Stored records

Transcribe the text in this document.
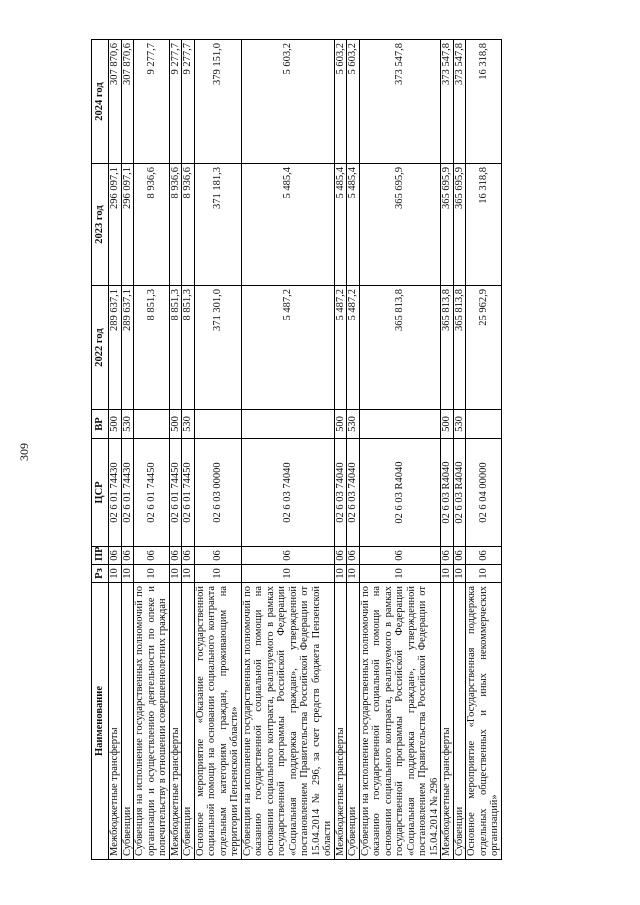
309
Наименование	Рз	ПР	ЦСР	ВР	2022 год	2023 год	2024 год
Межбюджетные трансферты	10	06	02 6 01 74430	500	289 637,1	296 097,1	307 870,6
Субвенции	10	06	02 6 01 74430	530	289 637,1	296 097,1	307 870,6
Субвенция на исполнение государственных полномочий по организации и осуществлению деятельности по опеке и попечительству в отношении совершеннолетних граждан	10	06	02 6 01 74450		8 851,3	8 936,6	9 277,7
Межбюджетные трансферты	10	06	02 6 01 74450	500	8 851,3	8 936,6	9 277,7
Субвенции	10	06	02 6 01 74450	530	8 851,3	8 936,6	9 277,7
Основное мероприятие «Оказание государственной социальной помощи на основании социального контракта отдельным категориям граждан, проживающим на территории Пензенской области»	10	06	02 6 03 00000		371 301,0	371 181,3	379 151,0
Субвенции на исполнение государственных полномочий по оказанию государственной социальной помощи на основании социального контракта, реализуемого в рамках государственной программы Российской Федерации «Социальная поддержка граждан», утвержденной постановлением Правительства Российской Федерации от 15.04.2014 № 296, за счет средств бюджета Пензенской области	10	06	02 6 03 74040		5 487,2	5 485,4	5 603,2
Межбюджетные трансферты	10	06	02 6 03 74040	500	5 487,2	5 485,4	5 603,2
Субвенции	10	06	02 6 03 74040	530	5 487,2	5 485,4	5 603,2
Субвенции на исполнение государственных полномочий по оказанию государственной социальной помощи на основании социального контракта, реализуемого в рамках государственной программы Российской Федерации «Социальная поддержка граждан», утвержденной постановлением Правительства Российской Федерации от 15.04.2014 № 296	10	06	02 6 03 R4040		365 813,8	365 695,9	373 547,8
Межбюджетные трансферты	10	06	02 6 03 R4040	500	365 813,8	365 695,9	373 547,8
Субвенции	10	06	02 6 03 R4040	530	365 813,8	365 695,9	373 547,8
Основное мероприятие «Государственная поддержка отдельных общественных и иных некоммерческих организаций»	10	06	02 6 04 00000		25 962,9	16 318,8	16 318,8
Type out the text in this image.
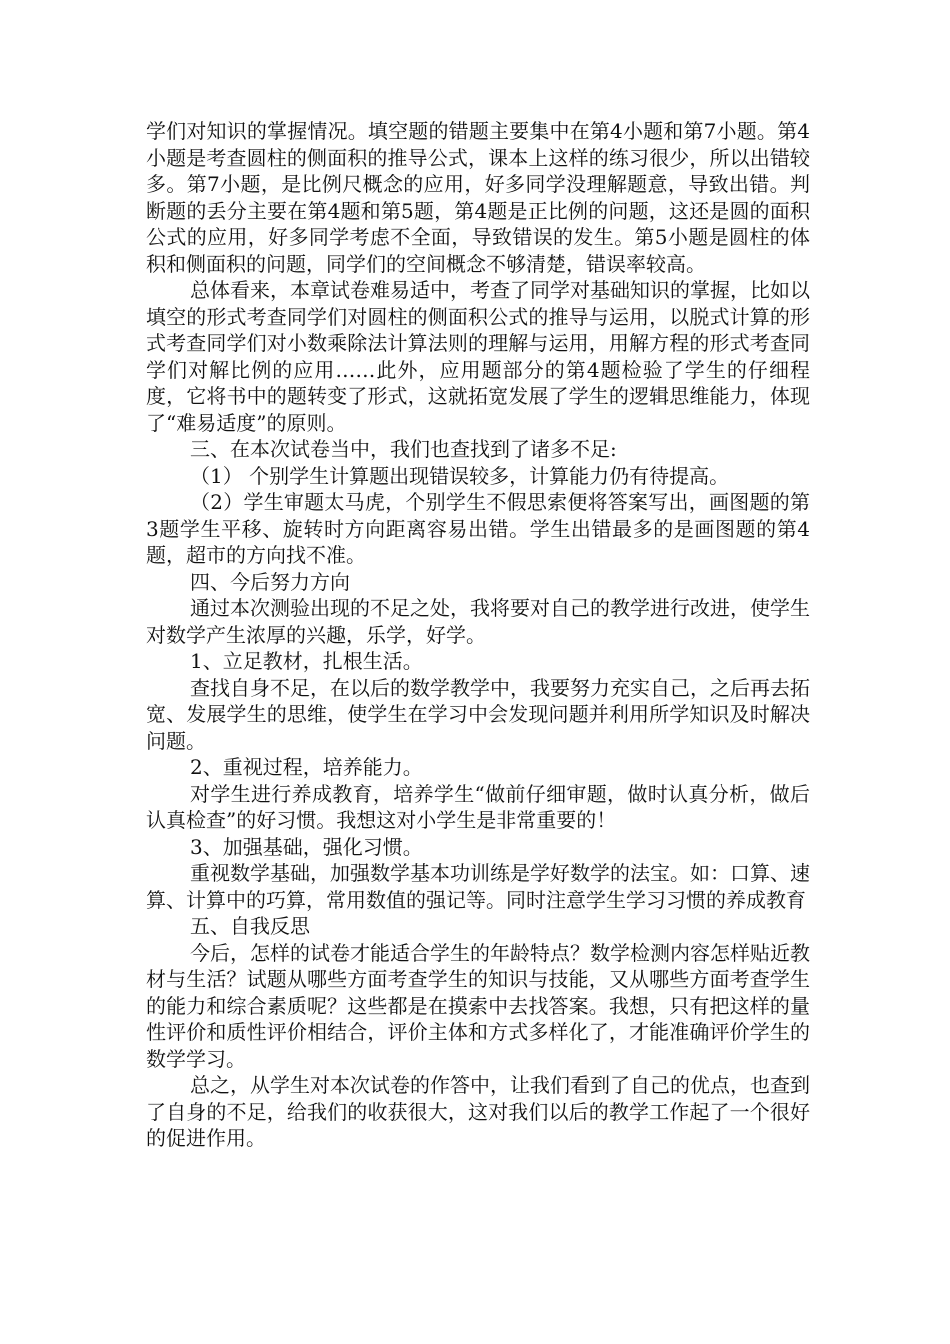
学们对知识的掌握情况。填空题的错题主要集中在第4小题和第7小题。第4小题是考查圆柱的侧面积的推导公式，课本上这样的练习很少，所以出错较多。第7小题，是比例尺概念的应用，好多同学没理解题意，导致出错。判断题的丢分主要在第4题和第5题，第4题是正比例的问题，这还是圆的面积公式的应用，好多同学考虑不全面，导致错误的发生。第5小题是圆柱的体积和侧面积的问题，同学们的空间概念不够清楚，错误率较高。

总体看来，本章试卷难易适中，考查了同学对基础知识的掌握，比如以填空的形式考查同学们对圆柱的侧面积公式的推导与运用，以脱式计算的形式考查同学们对小数乘除法计算法则的理解与运用，用解方程的形式考查同学们对解比例的应用……此外，应用题部分的第4题检验了学生的仔细程度，它将书中的题转变了形式，这就拓宽发展了学生的逻辑思维能力，体现了“难易适度”的原则。

三、在本次试卷当中，我们也查找到了诸多不足:

（1） 个别学生计算题出现错误较多，计算能力仍有待提高。

（2）学生审题太马虎，个别学生不假思索便将答案写出，画图题的第3题学生平移、旋转时方向距离容易出错。学生出错最多的是画图题的第4题，超市的方向找不准。

四、今后努力方向

通过本次测验出现的不足之处，我将要对自己的教学进行改进，使学生对数学产生浓厚的兴趣，乐学，好学。

1、立足教材，扎根生活。

查找自身不足，在以后的数学教学中，我要努力充实自己，之后再去拓宽、发展学生的思维，使学生在学习中会发现问题并利用所学知识及时解决问题。

2、重视过程，培养能力。

对学生进行养成教育，培养学生“做前仔细审题，做时认真分析，做后认真检查”的好习惯。我想这对小学生是非常重要的！

3、加强基础，强化习惯。

重视数学基础，加强数学基本功训练是学好数学的法宝。如：口算、速算、计算中的巧算，常用数值的强记等。同时注意学生学习习惯的养成教育

五、自我反思

今后，怎样的试卷才能适合学生的年龄特点？数学检测内容怎样贴近教材与生活？试题从哪些方面考查学生的知识与技能，又从哪些方面考查学生的能力和综合素质呢？这些都是在摸索中去找答案。我想，只有把这样的量性评价和质性评价相结合，评价主体和方式多样化了，才能准确评价学生的数学学习。

总之，从学生对本次试卷的作答中，让我们看到了自己的优点，也查到了自身的不足，给我们的收获很大，这对我们以后的教学工作起了一个很好的促进作用。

Stated exercise -> Reply with nothing but a number: how many lines of the entries above contain the string "this"?

Full answer -> 2